Below is a block of records. Copy every line in it that contains the word "this".

# Data entries for graphics
= = =

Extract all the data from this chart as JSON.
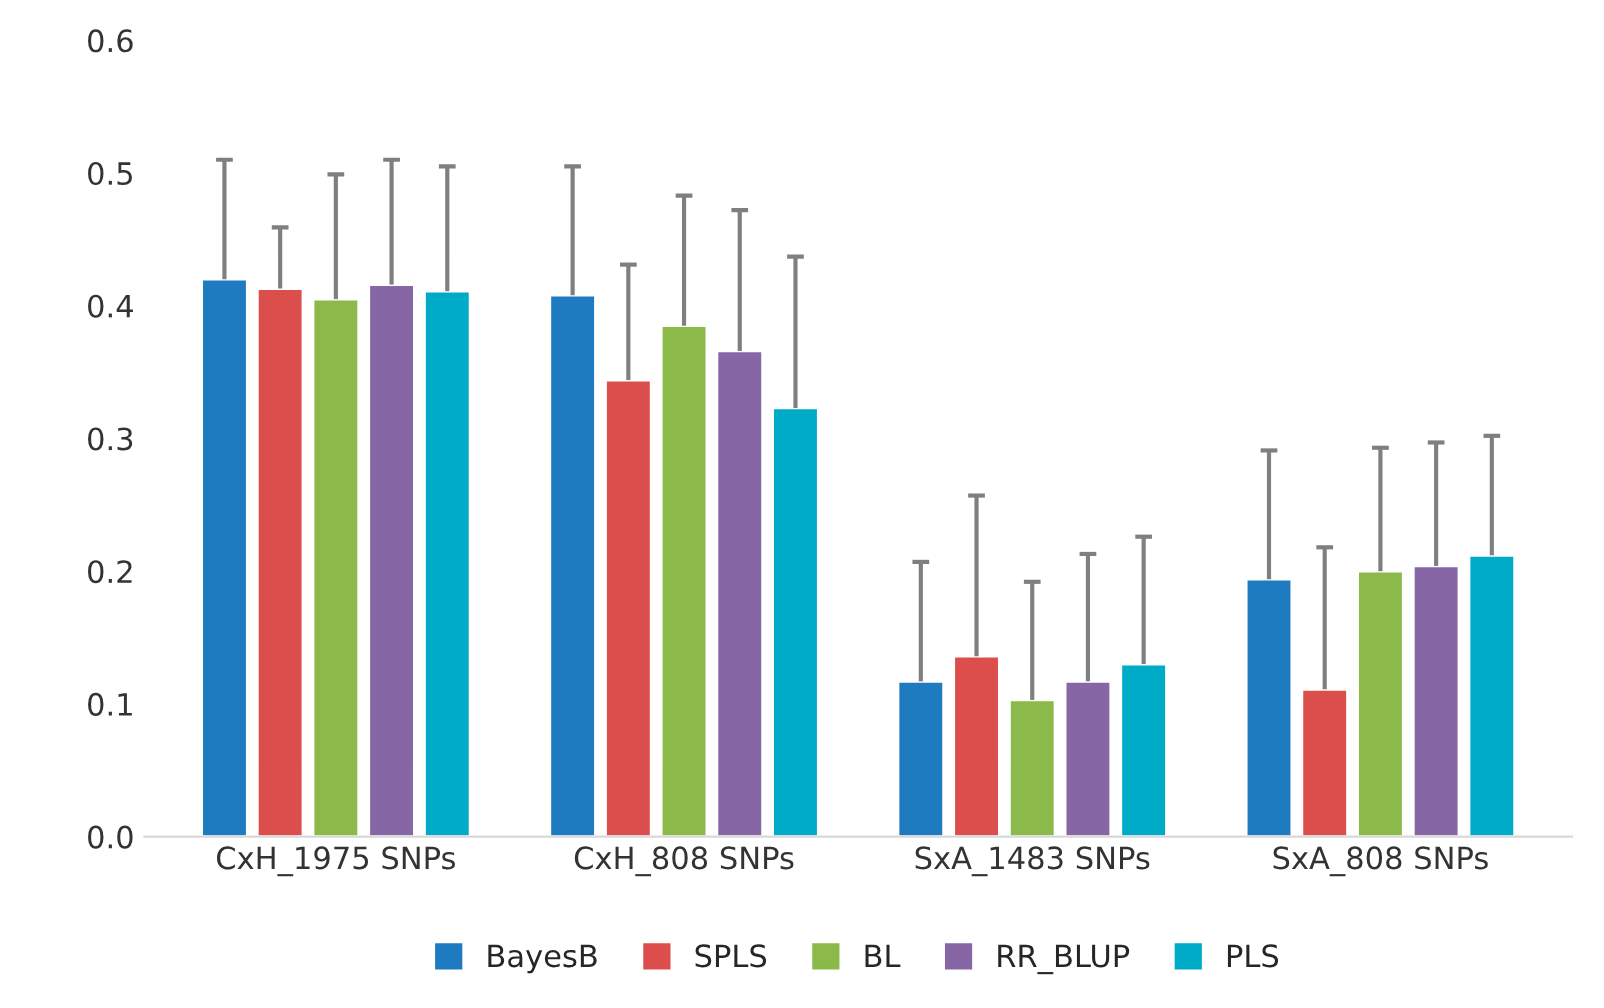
{
  "chart_data": {
    "type": "bar",
    "categories": [
      "CxH_1975 SNPs",
      "CxH_808 SNPs",
      "SxA_1483 SNPs",
      "SxA_808 SNPs"
    ],
    "series": [
      {
        "name": "BayesB",
        "color": "#1f7bbf",
        "values": [
          0.42,
          0.408,
          0.117,
          0.194
        ],
        "errors": [
          [
            0.42,
            0.51
          ],
          [
            0.408,
            0.505
          ],
          [
            0.117,
            0.207
          ],
          [
            0.194,
            0.291
          ]
        ]
      },
      {
        "name": "SPLS",
        "color": "#dc4e4b",
        "values": [
          0.413,
          0.344,
          0.136,
          0.111
        ],
        "errors": [
          [
            0.413,
            0.459
          ],
          [
            0.344,
            0.431
          ],
          [
            0.136,
            0.257
          ],
          [
            0.111,
            0.218
          ]
        ]
      },
      {
        "name": "BL",
        "color": "#8bb94a",
        "values": [
          0.405,
          0.385,
          0.103,
          0.2
        ],
        "errors": [
          [
            0.405,
            0.499
          ],
          [
            0.385,
            0.483
          ],
          [
            0.103,
            0.192
          ],
          [
            0.2,
            0.293
          ]
        ]
      },
      {
        "name": "RR_BLUP",
        "color": "#8766a6",
        "values": [
          0.416,
          0.366,
          0.117,
          0.204
        ],
        "errors": [
          [
            0.416,
            0.51
          ],
          [
            0.366,
            0.472
          ],
          [
            0.117,
            0.213
          ],
          [
            0.204,
            0.297
          ]
        ]
      },
      {
        "name": "PLS",
        "color": "#00abc8",
        "values": [
          0.411,
          0.323,
          0.13,
          0.212
        ],
        "errors": [
          [
            0.411,
            0.505
          ],
          [
            0.323,
            0.437
          ],
          [
            0.13,
            0.226
          ],
          [
            0.212,
            0.302
          ]
        ]
      }
    ],
    "ylim": [
      0,
      0.6
    ],
    "yticks": [
      {
        "value": 0,
        "label": "0.0"
      },
      0.1,
      0.2,
      0.3,
      0.4,
      0.5,
      0.6
    ],
    "grid": false,
    "legend": "bottom"
  }
}
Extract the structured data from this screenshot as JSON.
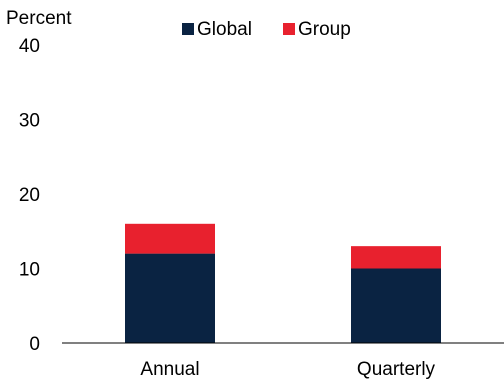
{
  "chart_data": {
    "type": "bar",
    "stacked": true,
    "y_unit_label": "Percent",
    "categories": [
      "Annual",
      "Quarterly"
    ],
    "series": [
      {
        "name": "Global",
        "values": [
          12,
          10
        ],
        "color": "#0a2342"
      },
      {
        "name": "Group",
        "values": [
          4,
          3
        ],
        "color": "#e8212e"
      }
    ],
    "ylim": [
      0,
      40
    ],
    "yticks": [
      "0",
      "10",
      "20",
      "30",
      "40"
    ],
    "grid": false,
    "legend_position": "top-center"
  }
}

= = =

# Output of the task
Extract all the data from this chart as JSON.
Extract the structured data from this screenshot as JSON.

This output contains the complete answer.